Collected data entries
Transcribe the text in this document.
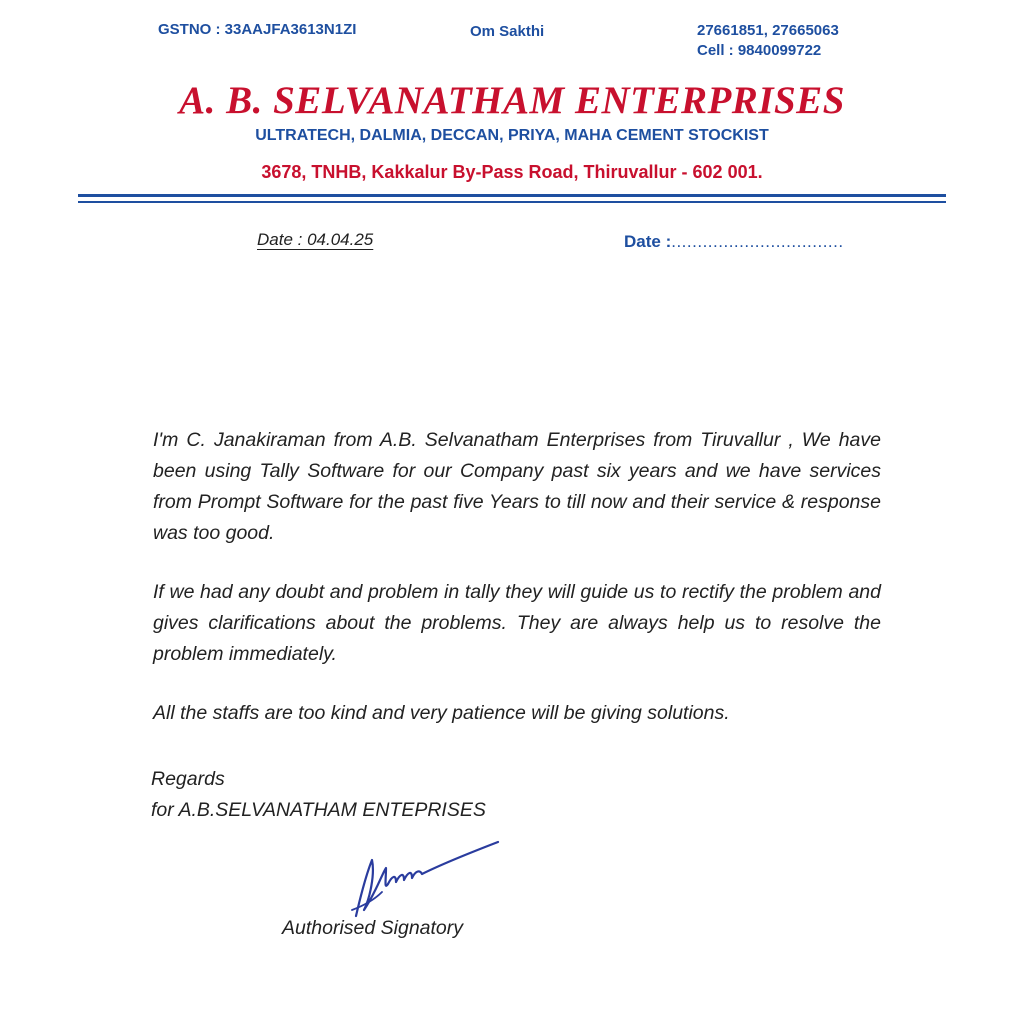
GSTNO : 33AAJFA3613N1ZI	Om Sakthi	27661851, 27665063
Cell : 9840099722
A. B. SELVANATHAM ENTERPRISES
ULTRATECH, DALMIA, DECCAN, PRIYA, MAHA CEMENT STOCKIST
3678, TNHB, Kakkalur By-Pass Road, Thiruvallur - 602 001.
Date : 04.04.25	Date :.................................

I'm C. Janakiraman from A.B. Selvanatham Enterprises from Tiruvallur , We have been using Tally Software for our Company past six years and we have services from Prompt Software for the past five Years to till now and their service & response was too good.

If we had any doubt and problem in tally they will guide us to rectify the problem and gives clarifications about the problems. They are always help us to resolve the problem immediately.

All the staffs are too kind and very patience will be giving solutions.

Regards
for A.B.SELVANATHAM ENTEPRISES
Authorised Signatory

PROBLEM REQUIREMENTS:
List every line above that holds the word "will".

OUTPUT OF THE TASK:
If we had any doubt and problem in tally they will guide us to rectify the problem and gives clarifications about the problems. They are always help us to resolve the problem immediately.
All the staffs are too kind and very patience will be giving solutions.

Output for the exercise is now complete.